== Exercise task ==
Retype the complete listing exactly as it appears.

Saved data entries:
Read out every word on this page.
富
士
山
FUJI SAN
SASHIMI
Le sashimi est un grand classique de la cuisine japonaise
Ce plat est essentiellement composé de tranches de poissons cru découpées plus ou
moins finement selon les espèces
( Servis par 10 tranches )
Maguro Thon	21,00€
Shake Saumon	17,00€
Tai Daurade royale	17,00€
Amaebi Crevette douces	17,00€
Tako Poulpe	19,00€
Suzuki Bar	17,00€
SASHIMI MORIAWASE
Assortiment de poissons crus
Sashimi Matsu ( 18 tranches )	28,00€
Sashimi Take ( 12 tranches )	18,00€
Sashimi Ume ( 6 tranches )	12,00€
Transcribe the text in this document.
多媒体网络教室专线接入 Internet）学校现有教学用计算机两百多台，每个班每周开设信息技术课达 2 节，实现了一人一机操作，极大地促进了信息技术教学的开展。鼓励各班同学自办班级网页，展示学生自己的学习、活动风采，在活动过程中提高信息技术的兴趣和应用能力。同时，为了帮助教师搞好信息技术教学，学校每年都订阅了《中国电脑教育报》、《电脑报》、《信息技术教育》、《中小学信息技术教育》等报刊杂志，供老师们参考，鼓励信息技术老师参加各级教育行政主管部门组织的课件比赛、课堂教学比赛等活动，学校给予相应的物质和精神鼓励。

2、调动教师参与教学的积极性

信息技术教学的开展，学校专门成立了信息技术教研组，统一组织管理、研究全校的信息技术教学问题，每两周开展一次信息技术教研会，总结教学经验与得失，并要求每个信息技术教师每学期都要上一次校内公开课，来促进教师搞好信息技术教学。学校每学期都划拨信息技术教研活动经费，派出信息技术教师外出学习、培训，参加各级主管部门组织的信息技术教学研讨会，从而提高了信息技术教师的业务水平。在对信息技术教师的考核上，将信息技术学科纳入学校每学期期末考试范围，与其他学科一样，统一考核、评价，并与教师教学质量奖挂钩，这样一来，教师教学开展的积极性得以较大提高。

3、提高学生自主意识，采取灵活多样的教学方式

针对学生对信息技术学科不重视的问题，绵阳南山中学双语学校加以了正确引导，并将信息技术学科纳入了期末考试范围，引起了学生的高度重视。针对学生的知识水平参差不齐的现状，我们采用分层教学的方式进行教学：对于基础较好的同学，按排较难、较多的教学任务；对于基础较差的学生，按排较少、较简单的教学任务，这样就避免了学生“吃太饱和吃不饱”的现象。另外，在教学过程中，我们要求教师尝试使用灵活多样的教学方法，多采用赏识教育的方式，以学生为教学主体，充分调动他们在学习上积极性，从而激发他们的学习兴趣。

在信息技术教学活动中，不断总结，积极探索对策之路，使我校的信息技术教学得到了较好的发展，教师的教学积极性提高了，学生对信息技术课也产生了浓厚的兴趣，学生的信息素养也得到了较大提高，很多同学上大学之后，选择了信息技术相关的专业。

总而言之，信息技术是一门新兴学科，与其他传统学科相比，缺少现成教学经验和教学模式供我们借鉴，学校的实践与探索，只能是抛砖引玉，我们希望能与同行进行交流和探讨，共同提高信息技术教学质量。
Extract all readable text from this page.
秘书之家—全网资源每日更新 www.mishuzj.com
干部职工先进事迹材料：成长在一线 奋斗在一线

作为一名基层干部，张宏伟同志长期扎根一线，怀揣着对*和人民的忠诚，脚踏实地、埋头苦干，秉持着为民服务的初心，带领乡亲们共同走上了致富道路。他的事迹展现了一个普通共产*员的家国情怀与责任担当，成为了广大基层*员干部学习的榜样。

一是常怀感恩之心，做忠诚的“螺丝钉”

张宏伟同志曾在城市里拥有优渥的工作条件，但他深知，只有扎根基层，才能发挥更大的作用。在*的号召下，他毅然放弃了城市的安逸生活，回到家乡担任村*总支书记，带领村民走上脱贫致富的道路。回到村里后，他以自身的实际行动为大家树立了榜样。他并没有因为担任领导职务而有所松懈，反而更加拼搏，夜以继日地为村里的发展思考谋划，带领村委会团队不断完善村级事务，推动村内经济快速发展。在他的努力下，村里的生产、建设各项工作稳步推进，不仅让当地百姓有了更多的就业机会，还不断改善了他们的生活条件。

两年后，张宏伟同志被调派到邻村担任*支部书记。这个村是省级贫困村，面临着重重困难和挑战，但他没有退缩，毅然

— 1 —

== Task solution ==
Read out every word on this page.
富
士
山
FUJI SAN
SASHIMI
Le sashimi est un grand classique de la cuisine japonaise
Ce plat est essentiellement composé de tranches de poissons cru découpées plus ou
moins finement selon les espèces
( Servis par 10 tranches )
Maguro Thon	21,00€
Shake Saumon	17,00€
Tai Daurade royale	17,00€
Amaebi Crevette douces	17,00€
Tako Poulpe	19,00€
Suzuki Bar	17,00€
SASHIMI MORIAWASE
Assortiment de poissons crus
Sashimi Matsu ( 18 tranches )	28,00€
Sashimi Take ( 12 tranches )	18,00€
Sashimi Ume ( 6 tranches )	12,00€
Transcribe the text in this document.
多媒体网络教室专线接入 Internet）学校现有教学用计算机两百多台，每个班每周开设信息技术课达 2 节，实现了一人一机操作，极大地促进了信息技术教学的开展。鼓励各班同学自办班级网页，展示学生自己的学习、活动风采，在活动过程中提高信息技术的兴趣和应用能力。同时，为了帮助教师搞好信息技术教学，学校每年都订阅了《中国电脑教育报》、《电脑报》、《信息技术教育》、《中小学信息技术教育》等报刊杂志，供老师们参考，鼓励信息技术老师参加各级教育行政主管部门组织的课件比赛、课堂教学比赛等活动，学校给予相应的物质和精神鼓励。

2、调动教师参与教学的积极性

信息技术教学的开展，学校专门成立了信息技术教研组，统一组织管理、研究全校的信息技术教学问题，每两周开展一次信息技术教研会，总结教学经验与得失，并要求每个信息技术教师每学期都要上一次校内公开课，来促进教师搞好信息技术教学。学校每学期都划拨信息技术教研活动经费，派出信息技术教师外出学习、培训，参加各级主管部门组织的信息技术教学研讨会，从而提高了信息技术教师的业务水平。在对信息技术教师的考核上，将信息技术学科纳入学校每学期期末考试范围，与其他学科一样，统一考核、评价，并与教师教学质量奖挂钩，这样一来，教师教学开展的积极性得以较大提高。

3、提高学生自主意识，采取灵活多样的教学方式

针对学生对信息技术学科不重视的问题，绵阳南山中学双语学校加以了正确引导，并将信息技术学科纳入了期末考试范围，引起了学生的高度重视。针对学生的知识水平参差不齐的现状，我们采用分层教学的方式进行教学：对于基础较好的同学，按排较难、较多的教学任务；对于基础较差的学生，按排较少、较简单的教学任务，这样就避免了学生“吃太饱和吃不饱”的现象。另外，在教学过程中，我们要求教师尝试使用灵活多样的教学方法，多采用赏识教育的方式，以学生为教学主体，充分调动他们在学习上积极性，从而激发他们的学习兴趣。

在信息技术教学活动中，不断总结，积极探索对策之路，使我校的信息技术教学得到了较好的发展，教师的教学积极性提高了，学生对信息技术课也产生了浓厚的兴趣，学生的信息素养也得到了较大提高，很多同学上大学之后，选择了信息技术相关的专业。

总而言之，信息技术是一门新兴学科，与其他传统学科相比，缺少现成教学经验和教学模式供我们借鉴，学校的实践与探索，只能是抛砖引玉，我们希望能与同行进行交流和探讨，共同提高信息技术教学质量。
Extract all readable text from this page.
秘书之家—全网资源每日更新 www.mishuzj.com
干部职工先进事迹材料：成长在一线 奋斗在一线

作为一名基层干部，张宏伟同志长期扎根一线，怀揣着对*和人民的忠诚，脚踏实地、埋头苦干，秉持着为民服务的初心，带领乡亲们共同走上了致富道路。他的事迹展现了一个普通共产*员的家国情怀与责任担当，成为了广大基层*员干部学习的榜样。

一是常怀感恩之心，做忠诚的“螺丝钉”

张宏伟同志曾在城市里拥有优渥的工作条件，但他深知，只有扎根基层，才能发挥更大的作用。在*的号召下，他毅然放弃了城市的安逸生活，回到家乡担任村*总支书记，带领村民走上脱贫致富的道路。回到村里后，他以自身的实际行动为大家树立了榜样。他并没有因为担任领导职务而有所松懈，反而更加拼搏，夜以继日地为村里的发展思考谋划，带领村委会团队不断完善村级事务，推动村内经济快速发展。在他的努力下，村里的生产、建设各项工作稳步推进，不仅让当地百姓有了更多的就业机会，还不断改善了他们的生活条件。

两年后，张宏伟同志被调派到邻村担任*支部书记。这个村是省级贫困村，面临着重重困难和挑战，但他没有退缩，毅然

— 1 —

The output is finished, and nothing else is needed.